PASSAGE GIVEN:
## Start

Drupal to WordPress: Migrating Database, URLs, Generating Posts…

The long and winding road of (low-level) migrating content from a Drupal website to WP. Workplan: MySQL and SFTP → SQL → CSV → scripting → import plugin → theme hacking…

Dump the old

  1. SQL dump, the usual way
  2. Copy (SFTP, scp, whatever) files: /srv/www/vhosts/$SITE/drupal/{mysql_dump,pdf_files,cover_photos}

What to migrate?

  1. Site (I'm helping a friend with) is the online "archive" of an academic quarterly.
  2. So far, it contains just (separate) PDFs of papers, and photos of issues' covers. (Later, we'll consider converting those PDFs to… HTML-based hypermedia documents — papers typically embed lots of sciency media.)

Information architecture: site specifications

  1. Papers (should be) grouped by the (printed, bound) journal (aka issue) they appeared in, which are assigned volume and sub-volume (quarter) number, as well as publication date (just year, actually), eg, "volume 63, number 4, 2008".

## End

PROBLEMS TO WORK ON:
1. In the Drupal-to-WordPress migration notes, what does the site contain so far?
2. Rewrite the Drupal-to-WordPress migration notes between "The long and" and "What to migrate?", inclusive, substituting "database export" for "SQL dump".
3. Carry on the Drupal-to-WordPress migration notes from where they stop.

GIVEN MATERIAL:
## Start

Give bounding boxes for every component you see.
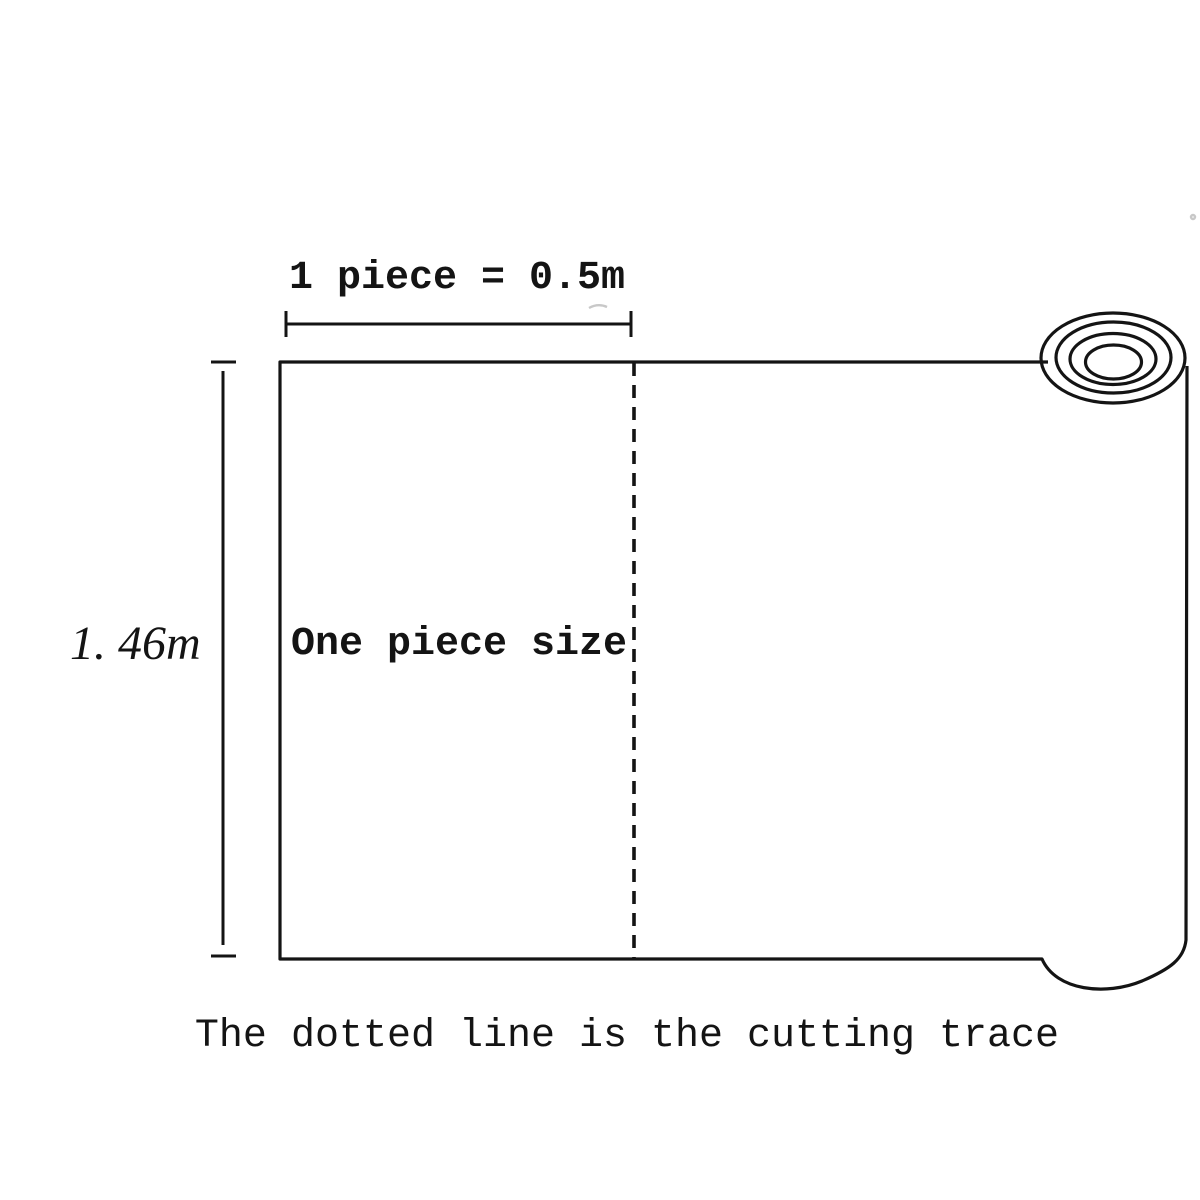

## End

RESPONSES BY TASK:
1. Separate PDFs of papers and photos of the issues' covers.

2.
The long and winding road of (low-level) migrating content from a Drupal website to WP. Workplan: MySQL and SFTP → SQL → CSV → scripting → import plugin → theme hacking…

Dump the old

  1. database export, the usual way
  2. Copy (SFTP, scp, whatever) files: /srv/www/vhosts/$SITE/drupal/{mysql_dump,pdf_files,cover_photos}

What to migrate?

3.
URLs, navigation

Content Canonical URL (old/new)
Posts: papers, etc — content that’s added over time
Paper /2018/03/of_human_loss_and_rbc_survival/ NB trailing slash
Issue (category? post? date archive!) Had no canonical URL. Maybe use date archive, eg /2018/03/, hacked to also show cover photos? Cover photos, table of contents, intro/editorial? See notes below.
PDF (attachment.php?) Old: /sites/default/files/pozzi_1.pdf Attachment to paper’s post
Date archive (ie, multiple as well as single issue?) /2018/, or /2018/03/
RSS (auto discovery?) Old: /taxonomy/term/19/0/feed, and /rss.xml ? WP: /feed/, /feed/comments/, /tag/foo/feed/ Latest papers, issues, etc. See notes.
Pages: about us, etc — relatively unchanging content
Front page (page) / Currently same as about, but should be: Intro, and probably list latest papers or issue(s)
About /about Long
Contact form /contact Sends with SMTP
Instructions for authors, submitting (page) Old: /Instruction [sic] Fix: /instructions, or /submitting
Misc
Media (images, video…) ?
Author (search by) /author/dolittle/ Lists matching papers. NB trailing slash.
Author’s profile? Index of authors? ?
Tag (taxonomy) index? /tag/antibiotics/
Search results (full text search) /?s=…

WP's data model

  1. Posts are (as should be) HTML. PDFs will be media attachments, and need to be hyperlinked from posts.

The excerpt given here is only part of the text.